[Saved entries]
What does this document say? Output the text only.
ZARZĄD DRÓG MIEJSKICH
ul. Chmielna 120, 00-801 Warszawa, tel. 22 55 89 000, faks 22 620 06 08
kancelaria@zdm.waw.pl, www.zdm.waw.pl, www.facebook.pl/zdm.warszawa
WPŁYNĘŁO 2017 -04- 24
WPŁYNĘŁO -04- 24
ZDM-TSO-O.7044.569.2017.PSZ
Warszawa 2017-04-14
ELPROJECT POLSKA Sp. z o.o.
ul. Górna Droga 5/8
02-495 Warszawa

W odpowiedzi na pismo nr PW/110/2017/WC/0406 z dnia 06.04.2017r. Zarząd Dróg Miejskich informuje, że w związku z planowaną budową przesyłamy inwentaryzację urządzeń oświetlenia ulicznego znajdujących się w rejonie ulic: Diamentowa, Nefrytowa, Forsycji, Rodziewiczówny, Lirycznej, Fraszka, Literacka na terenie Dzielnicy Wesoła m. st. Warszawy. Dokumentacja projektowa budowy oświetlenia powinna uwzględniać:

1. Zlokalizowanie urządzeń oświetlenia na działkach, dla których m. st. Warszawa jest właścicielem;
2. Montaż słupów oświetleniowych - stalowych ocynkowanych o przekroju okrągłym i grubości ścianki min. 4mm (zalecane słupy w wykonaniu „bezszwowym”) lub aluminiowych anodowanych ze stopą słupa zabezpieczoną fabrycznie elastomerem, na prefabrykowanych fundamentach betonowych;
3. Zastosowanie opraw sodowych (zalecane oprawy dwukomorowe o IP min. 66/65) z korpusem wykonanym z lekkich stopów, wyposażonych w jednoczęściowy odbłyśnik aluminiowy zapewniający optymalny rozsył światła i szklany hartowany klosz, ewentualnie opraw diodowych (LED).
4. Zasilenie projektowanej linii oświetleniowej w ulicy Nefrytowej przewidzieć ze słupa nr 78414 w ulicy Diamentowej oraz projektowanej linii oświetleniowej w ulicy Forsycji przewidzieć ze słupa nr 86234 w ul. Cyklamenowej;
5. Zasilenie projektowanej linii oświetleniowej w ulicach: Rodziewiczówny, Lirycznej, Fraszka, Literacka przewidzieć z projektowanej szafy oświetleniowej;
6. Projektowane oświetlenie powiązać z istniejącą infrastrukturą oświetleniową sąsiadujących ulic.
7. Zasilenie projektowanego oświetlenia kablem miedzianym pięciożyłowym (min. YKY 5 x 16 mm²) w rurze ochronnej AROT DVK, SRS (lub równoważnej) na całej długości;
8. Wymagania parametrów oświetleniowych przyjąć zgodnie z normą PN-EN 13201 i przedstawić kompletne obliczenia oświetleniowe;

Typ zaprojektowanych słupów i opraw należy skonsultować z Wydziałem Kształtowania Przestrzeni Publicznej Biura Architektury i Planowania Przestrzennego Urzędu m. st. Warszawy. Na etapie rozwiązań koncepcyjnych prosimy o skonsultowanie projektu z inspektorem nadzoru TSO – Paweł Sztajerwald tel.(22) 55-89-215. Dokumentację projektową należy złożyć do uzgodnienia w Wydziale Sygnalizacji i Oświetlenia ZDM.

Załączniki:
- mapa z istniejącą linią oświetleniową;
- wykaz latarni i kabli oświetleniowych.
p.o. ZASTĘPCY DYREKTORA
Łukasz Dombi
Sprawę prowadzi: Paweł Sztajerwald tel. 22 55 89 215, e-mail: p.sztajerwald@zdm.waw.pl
--
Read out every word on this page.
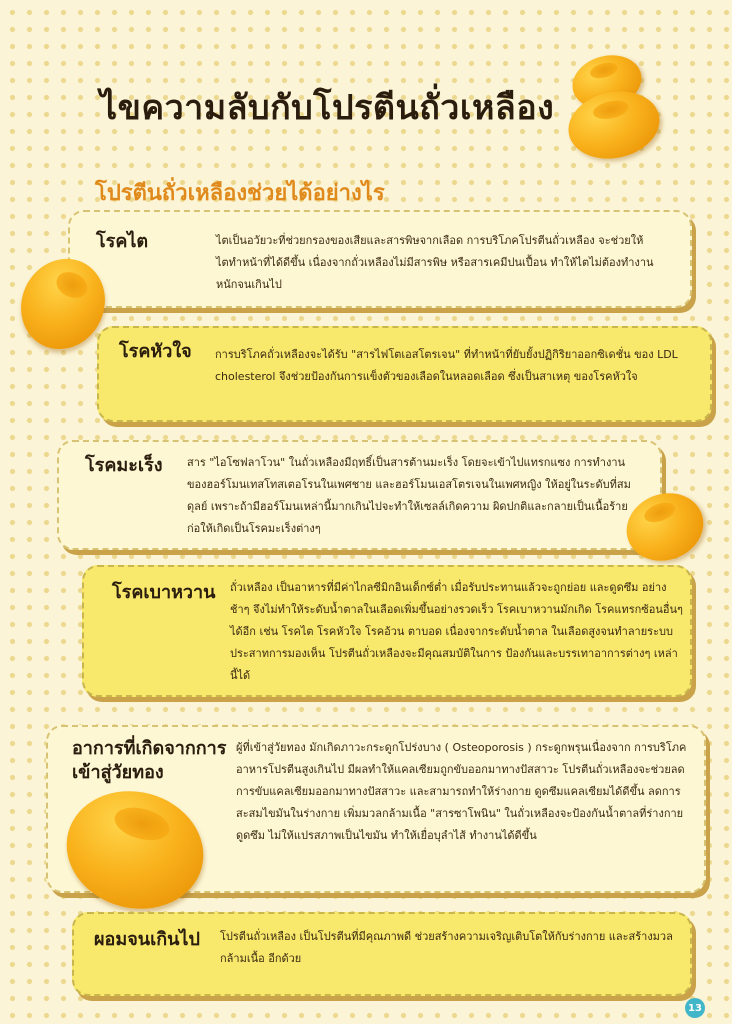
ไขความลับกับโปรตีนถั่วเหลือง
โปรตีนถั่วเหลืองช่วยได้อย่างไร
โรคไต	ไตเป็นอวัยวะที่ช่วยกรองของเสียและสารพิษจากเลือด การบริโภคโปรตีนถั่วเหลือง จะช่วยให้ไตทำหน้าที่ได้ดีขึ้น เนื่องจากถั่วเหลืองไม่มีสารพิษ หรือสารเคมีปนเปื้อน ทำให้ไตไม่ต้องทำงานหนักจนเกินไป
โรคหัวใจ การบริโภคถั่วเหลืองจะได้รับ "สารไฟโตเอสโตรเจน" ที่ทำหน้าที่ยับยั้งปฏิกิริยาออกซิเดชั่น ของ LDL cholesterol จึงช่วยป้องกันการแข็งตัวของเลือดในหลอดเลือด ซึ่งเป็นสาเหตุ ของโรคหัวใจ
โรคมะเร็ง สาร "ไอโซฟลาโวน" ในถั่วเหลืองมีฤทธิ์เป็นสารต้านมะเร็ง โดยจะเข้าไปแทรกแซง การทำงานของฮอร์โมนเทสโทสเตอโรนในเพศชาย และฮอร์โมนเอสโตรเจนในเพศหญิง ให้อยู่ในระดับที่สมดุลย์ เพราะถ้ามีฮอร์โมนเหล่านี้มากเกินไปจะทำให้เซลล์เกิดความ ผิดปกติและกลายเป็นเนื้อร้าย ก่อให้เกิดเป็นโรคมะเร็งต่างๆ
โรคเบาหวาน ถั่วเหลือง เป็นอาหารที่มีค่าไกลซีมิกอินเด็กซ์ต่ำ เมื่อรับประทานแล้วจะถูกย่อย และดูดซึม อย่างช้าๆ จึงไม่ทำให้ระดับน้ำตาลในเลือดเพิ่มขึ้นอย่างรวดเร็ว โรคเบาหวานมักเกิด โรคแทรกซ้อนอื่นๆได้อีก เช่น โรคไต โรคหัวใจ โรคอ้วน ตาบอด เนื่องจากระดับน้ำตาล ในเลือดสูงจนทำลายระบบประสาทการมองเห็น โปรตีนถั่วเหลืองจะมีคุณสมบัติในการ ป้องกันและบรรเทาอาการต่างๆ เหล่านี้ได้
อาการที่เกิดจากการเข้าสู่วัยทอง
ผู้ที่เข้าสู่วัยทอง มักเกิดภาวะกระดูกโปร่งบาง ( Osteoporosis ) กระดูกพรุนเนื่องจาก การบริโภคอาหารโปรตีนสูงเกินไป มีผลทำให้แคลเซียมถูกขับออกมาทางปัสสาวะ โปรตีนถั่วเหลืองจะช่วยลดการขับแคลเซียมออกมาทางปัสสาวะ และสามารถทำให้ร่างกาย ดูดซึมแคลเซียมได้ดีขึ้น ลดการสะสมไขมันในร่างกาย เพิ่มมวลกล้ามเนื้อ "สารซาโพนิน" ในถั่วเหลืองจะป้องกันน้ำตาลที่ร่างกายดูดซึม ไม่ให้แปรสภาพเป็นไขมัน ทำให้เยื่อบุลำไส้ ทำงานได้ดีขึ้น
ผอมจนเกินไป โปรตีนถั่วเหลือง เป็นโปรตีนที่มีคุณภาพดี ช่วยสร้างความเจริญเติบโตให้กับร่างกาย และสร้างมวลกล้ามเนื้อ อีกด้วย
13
---
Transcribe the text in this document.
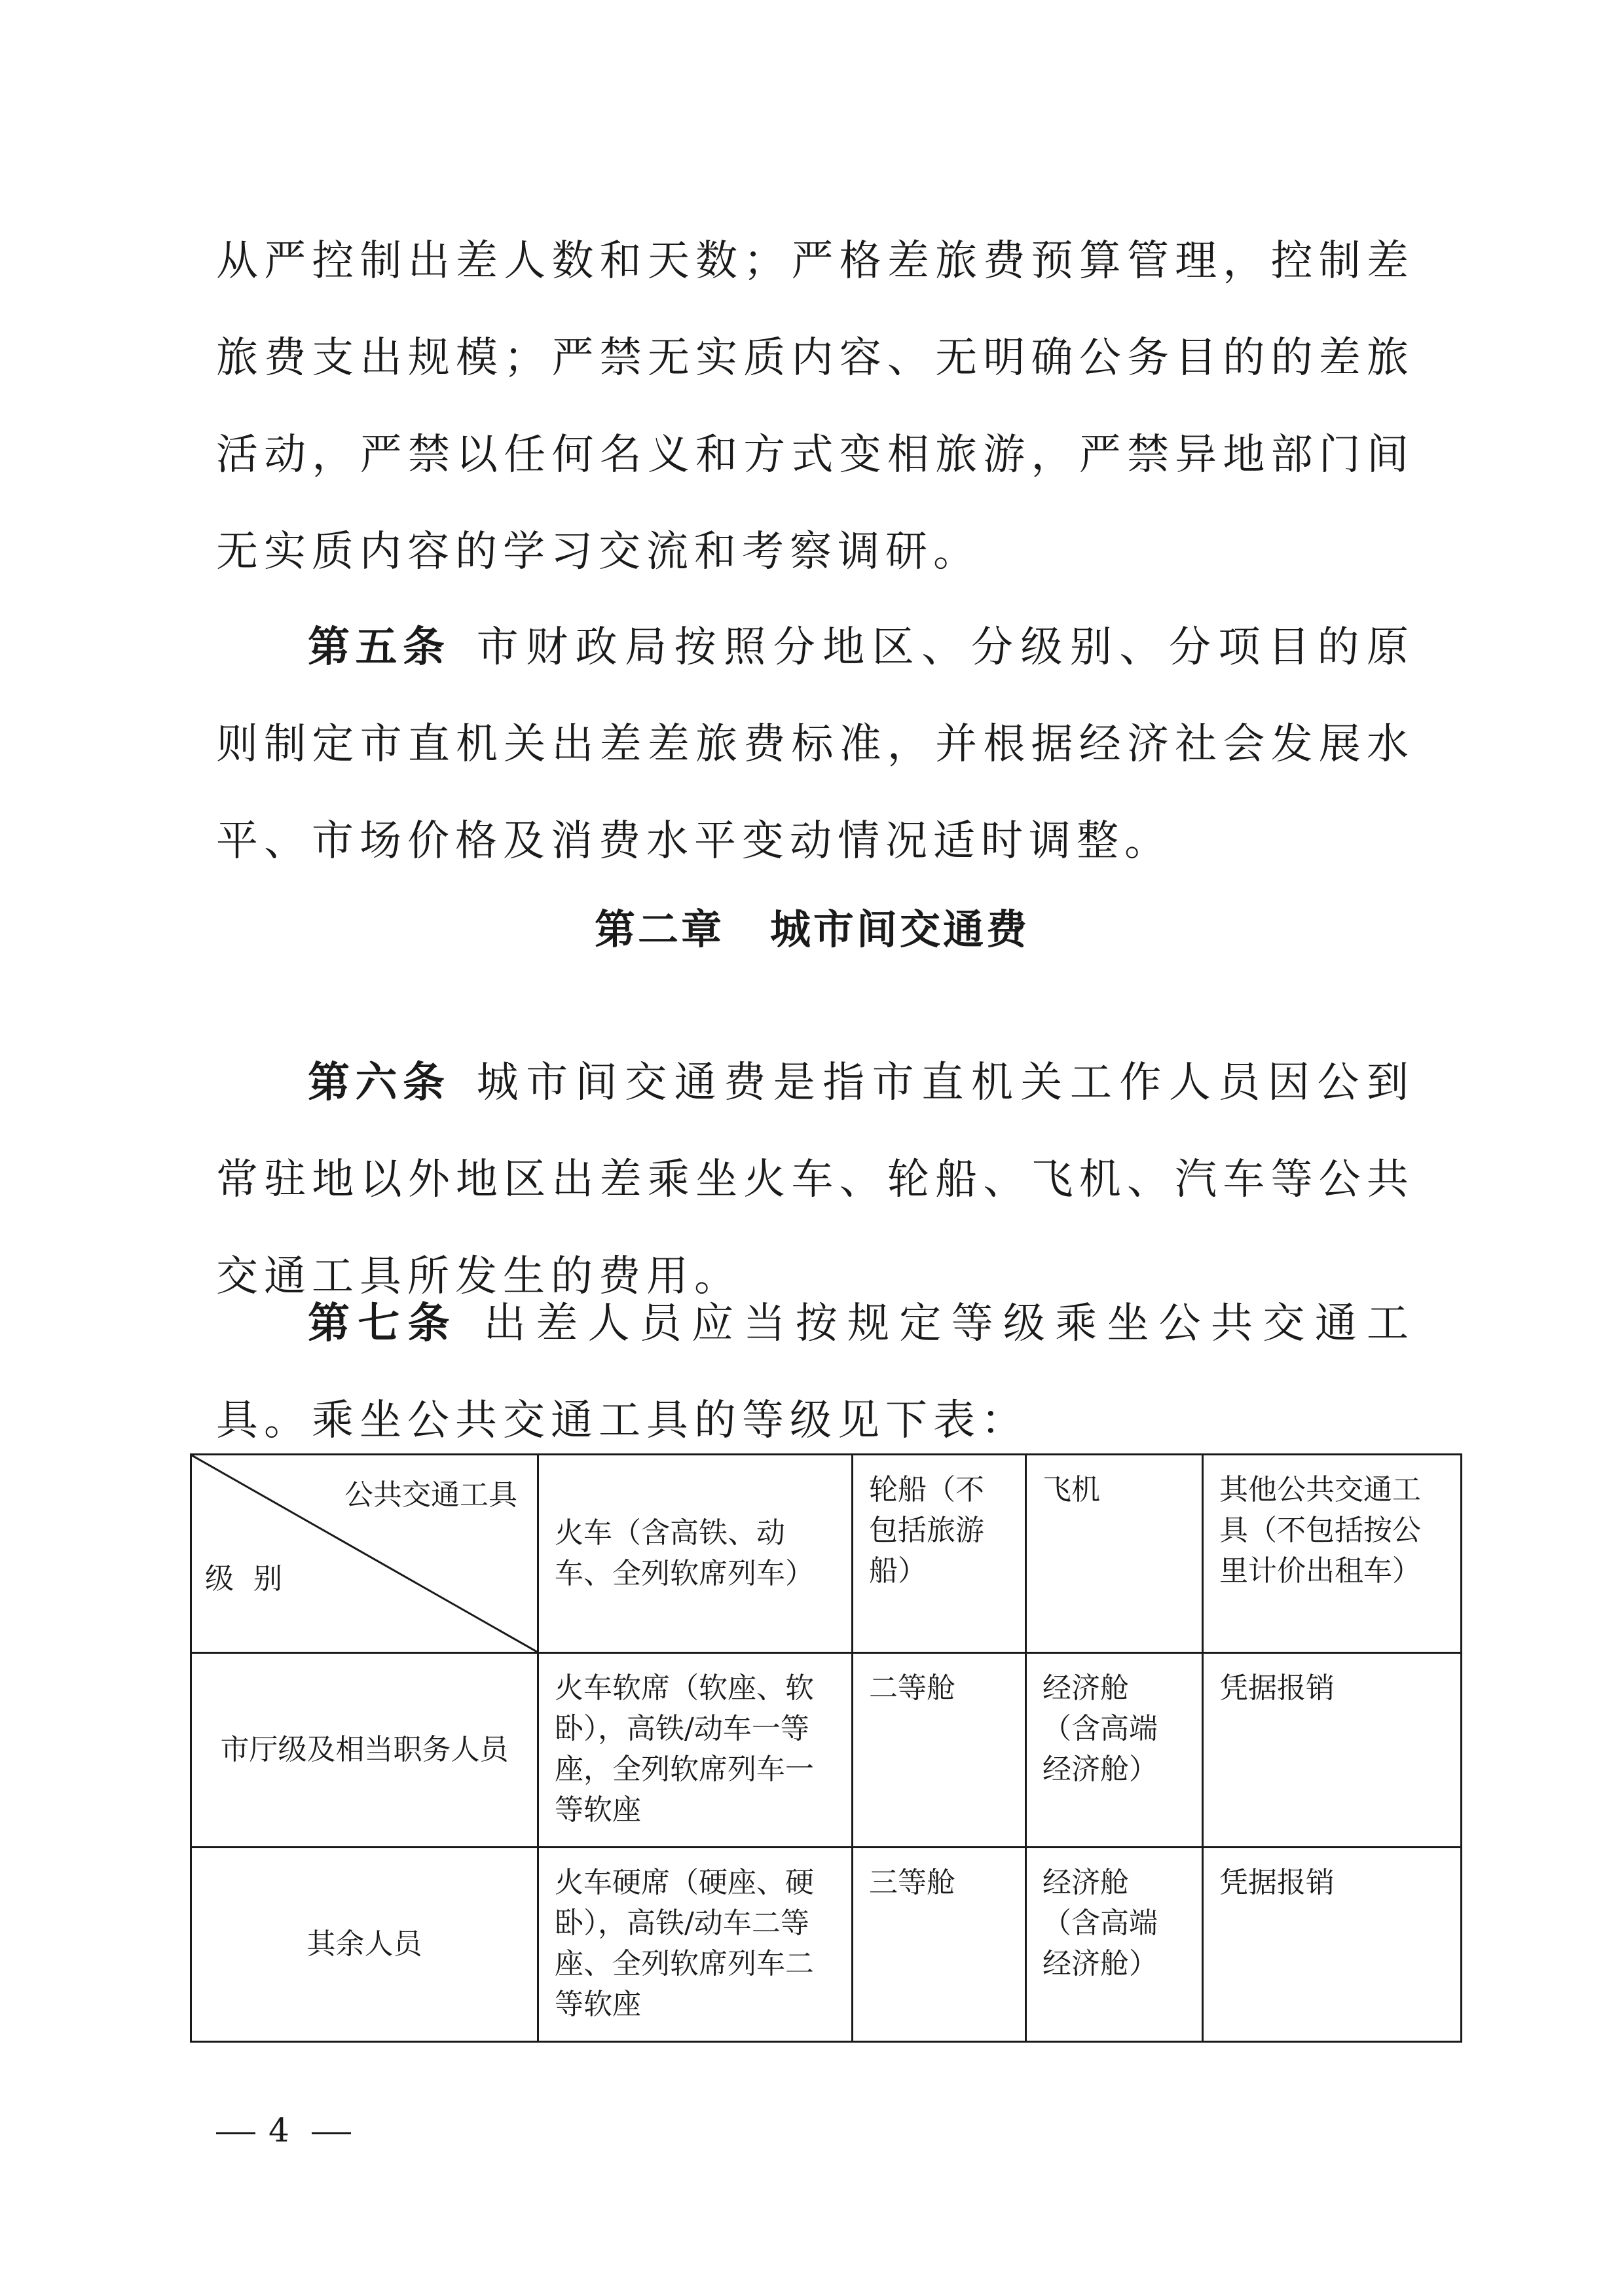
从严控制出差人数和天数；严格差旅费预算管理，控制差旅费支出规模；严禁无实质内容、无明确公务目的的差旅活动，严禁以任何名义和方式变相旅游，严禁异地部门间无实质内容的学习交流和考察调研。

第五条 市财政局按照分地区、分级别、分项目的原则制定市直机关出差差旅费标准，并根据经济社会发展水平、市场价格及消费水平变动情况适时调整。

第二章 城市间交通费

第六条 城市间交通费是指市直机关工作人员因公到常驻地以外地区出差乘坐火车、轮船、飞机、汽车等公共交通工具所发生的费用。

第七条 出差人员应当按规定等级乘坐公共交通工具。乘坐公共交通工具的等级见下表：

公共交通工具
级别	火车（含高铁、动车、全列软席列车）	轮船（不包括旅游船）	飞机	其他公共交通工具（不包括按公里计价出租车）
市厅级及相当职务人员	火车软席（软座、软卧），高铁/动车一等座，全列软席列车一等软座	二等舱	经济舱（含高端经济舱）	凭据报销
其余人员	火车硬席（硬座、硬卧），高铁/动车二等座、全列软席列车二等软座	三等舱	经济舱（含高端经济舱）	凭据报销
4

▶ Work required
Collect each line of the entries that has the word "this", copying it in full.

▶ Reply
What does this document say? Output the text only.
Read out every word on this page.
Transcribe the text in this document.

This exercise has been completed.